Work to complete – Your task is to output all the records below, word for word.

Data excerpts:
******************************

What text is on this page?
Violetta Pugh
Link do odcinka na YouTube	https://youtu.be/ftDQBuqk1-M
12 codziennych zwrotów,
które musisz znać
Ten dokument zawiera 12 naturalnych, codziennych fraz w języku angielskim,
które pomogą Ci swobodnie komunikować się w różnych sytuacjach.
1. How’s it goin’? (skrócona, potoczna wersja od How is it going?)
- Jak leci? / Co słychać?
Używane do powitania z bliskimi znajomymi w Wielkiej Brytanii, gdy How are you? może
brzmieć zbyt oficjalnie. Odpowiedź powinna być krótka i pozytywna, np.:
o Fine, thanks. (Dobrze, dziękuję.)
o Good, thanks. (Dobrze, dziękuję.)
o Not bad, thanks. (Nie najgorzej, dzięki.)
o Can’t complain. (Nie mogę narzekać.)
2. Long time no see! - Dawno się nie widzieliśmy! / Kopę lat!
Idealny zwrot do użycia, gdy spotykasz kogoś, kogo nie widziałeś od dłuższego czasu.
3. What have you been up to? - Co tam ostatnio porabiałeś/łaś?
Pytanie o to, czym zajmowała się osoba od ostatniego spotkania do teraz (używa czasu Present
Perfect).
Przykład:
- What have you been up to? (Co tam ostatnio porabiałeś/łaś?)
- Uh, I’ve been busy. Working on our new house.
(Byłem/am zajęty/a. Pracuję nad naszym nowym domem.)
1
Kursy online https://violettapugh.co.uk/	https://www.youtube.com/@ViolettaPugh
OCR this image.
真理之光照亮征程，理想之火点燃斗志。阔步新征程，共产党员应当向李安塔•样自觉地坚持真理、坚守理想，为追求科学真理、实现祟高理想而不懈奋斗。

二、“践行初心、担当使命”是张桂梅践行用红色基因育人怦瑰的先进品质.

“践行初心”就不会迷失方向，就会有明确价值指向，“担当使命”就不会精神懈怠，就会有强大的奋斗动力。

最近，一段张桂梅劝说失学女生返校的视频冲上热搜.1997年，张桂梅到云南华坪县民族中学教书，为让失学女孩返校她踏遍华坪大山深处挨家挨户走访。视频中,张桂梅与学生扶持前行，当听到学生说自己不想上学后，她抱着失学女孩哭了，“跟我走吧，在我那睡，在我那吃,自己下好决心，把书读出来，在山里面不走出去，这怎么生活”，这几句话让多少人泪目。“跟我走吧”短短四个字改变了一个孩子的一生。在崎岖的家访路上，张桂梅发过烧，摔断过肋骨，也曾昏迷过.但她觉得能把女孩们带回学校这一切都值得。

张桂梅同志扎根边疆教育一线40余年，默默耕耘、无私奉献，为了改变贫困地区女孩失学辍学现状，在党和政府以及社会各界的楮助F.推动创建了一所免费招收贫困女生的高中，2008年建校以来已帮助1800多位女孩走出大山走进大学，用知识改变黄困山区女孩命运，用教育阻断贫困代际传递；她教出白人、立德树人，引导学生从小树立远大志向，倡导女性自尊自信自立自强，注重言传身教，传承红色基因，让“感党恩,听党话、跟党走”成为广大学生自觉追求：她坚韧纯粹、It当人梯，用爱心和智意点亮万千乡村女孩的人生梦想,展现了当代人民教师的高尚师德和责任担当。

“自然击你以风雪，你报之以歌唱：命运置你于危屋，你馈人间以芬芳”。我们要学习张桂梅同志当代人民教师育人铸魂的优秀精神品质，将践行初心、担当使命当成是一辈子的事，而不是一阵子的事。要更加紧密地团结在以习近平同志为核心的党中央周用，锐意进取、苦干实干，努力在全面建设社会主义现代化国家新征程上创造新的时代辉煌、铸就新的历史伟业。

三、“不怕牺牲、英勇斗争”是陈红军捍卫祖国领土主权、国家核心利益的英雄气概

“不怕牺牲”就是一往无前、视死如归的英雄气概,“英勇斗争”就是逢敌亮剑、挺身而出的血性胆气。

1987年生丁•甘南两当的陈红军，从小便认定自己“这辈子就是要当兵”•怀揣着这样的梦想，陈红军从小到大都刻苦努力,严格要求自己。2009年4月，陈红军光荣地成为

******************************

Correct response –
What text is on this page?
Violetta Pugh
Link do odcinka na YouTube	https://youtu.be/ftDQBuqk1-M
12 codziennych zwrotów,
które musisz znać
Ten dokument zawiera 12 naturalnych, codziennych fraz w języku angielskim,
które pomogą Ci swobodnie komunikować się w różnych sytuacjach.
1. How’s it goin’? (skrócona, potoczna wersja od How is it going?)
- Jak leci? / Co słychać?
Używane do powitania z bliskimi znajomymi w Wielkiej Brytanii, gdy How are you? może
brzmieć zbyt oficjalnie. Odpowiedź powinna być krótka i pozytywna, np.:
o Fine, thanks. (Dobrze, dziękuję.)
o Good, thanks. (Dobrze, dziękuję.)
o Not bad, thanks. (Nie najgorzej, dzięki.)
o Can’t complain. (Nie mogę narzekać.)
2. Long time no see! - Dawno się nie widzieliśmy! / Kopę lat!
Idealny zwrot do użycia, gdy spotykasz kogoś, kogo nie widziałeś od dłuższego czasu.
3. What have you been up to? - Co tam ostatnio porabiałeś/łaś?
Pytanie o to, czym zajmowała się osoba od ostatniego spotkania do teraz (używa czasu Present
Perfect).
Przykład:
- What have you been up to? (Co tam ostatnio porabiałeś/łaś?)
- Uh, I’ve been busy. Working on our new house.
(Byłem/am zajęty/a. Pracuję nad naszym nowym domem.)
1
Kursy online https://violettapugh.co.uk/	https://www.youtube.com/@ViolettaPugh
OCR this image.
真理之光照亮征程，理想之火点燃斗志。阔步新征程，共产党员应当向李安塔•样自觉地坚持真理、坚守理想，为追求科学真理、实现祟高理想而不懈奋斗。

二、“践行初心、担当使命”是张桂梅践行用红色基因育人怦瑰的先进品质.

“践行初心”就不会迷失方向，就会有明确价值指向，“担当使命”就不会精神懈怠，就会有强大的奋斗动力。

最近，一段张桂梅劝说失学女生返校的视频冲上热搜.1997年，张桂梅到云南华坪县民族中学教书，为让失学女孩返校她踏遍华坪大山深处挨家挨户走访。视频中,张桂梅与学生扶持前行，当听到学生说自己不想上学后，她抱着失学女孩哭了，“跟我走吧，在我那睡，在我那吃,自己下好决心，把书读出来，在山里面不走出去，这怎么生活”，这几句话让多少人泪目。“跟我走吧”短短四个字改变了一个孩子的一生。在崎岖的家访路上，张桂梅发过烧，摔断过肋骨，也曾昏迷过.但她觉得能把女孩们带回学校这一切都值得。

张桂梅同志扎根边疆教育一线40余年，默默耕耘、无私奉献，为了改变贫困地区女孩失学辍学现状，在党和政府以及社会各界的楮助F.推动创建了一所免费招收贫困女生的高中，2008年建校以来已帮助1800多位女孩走出大山走进大学，用知识改变黄困山区女孩命运，用教育阻断贫困代际传递；她教出白人、立德树人，引导学生从小树立远大志向，倡导女性自尊自信自立自强，注重言传身教，传承红色基因，让“感党恩,听党话、跟党走”成为广大学生自觉追求：她坚韧纯粹、It当人梯，用爱心和智意点亮万千乡村女孩的人生梦想,展现了当代人民教师的高尚师德和责任担当。

“自然击你以风雪，你报之以歌唱：命运置你于危屋，你馈人间以芬芳”。我们要学习张桂梅同志当代人民教师育人铸魂的优秀精神品质，将践行初心、担当使命当成是一辈子的事，而不是一阵子的事。要更加紧密地团结在以习近平同志为核心的党中央周用，锐意进取、苦干实干，努力在全面建设社会主义现代化国家新征程上创造新的时代辉煌、铸就新的历史伟业。

三、“不怕牺牲、英勇斗争”是陈红军捍卫祖国领土主权、国家核心利益的英雄气概

“不怕牺牲”就是一往无前、视死如归的英雄气概,“英勇斗争”就是逢敌亮剑、挺身而出的血性胆气。

1987年生丁•甘南两当的陈红军，从小便认定自己“这辈子就是要当兵”•怀揣着这样的梦想，陈红军从小到大都刻苦努力,严格要求自己。2009年4月，陈红军光荣地成为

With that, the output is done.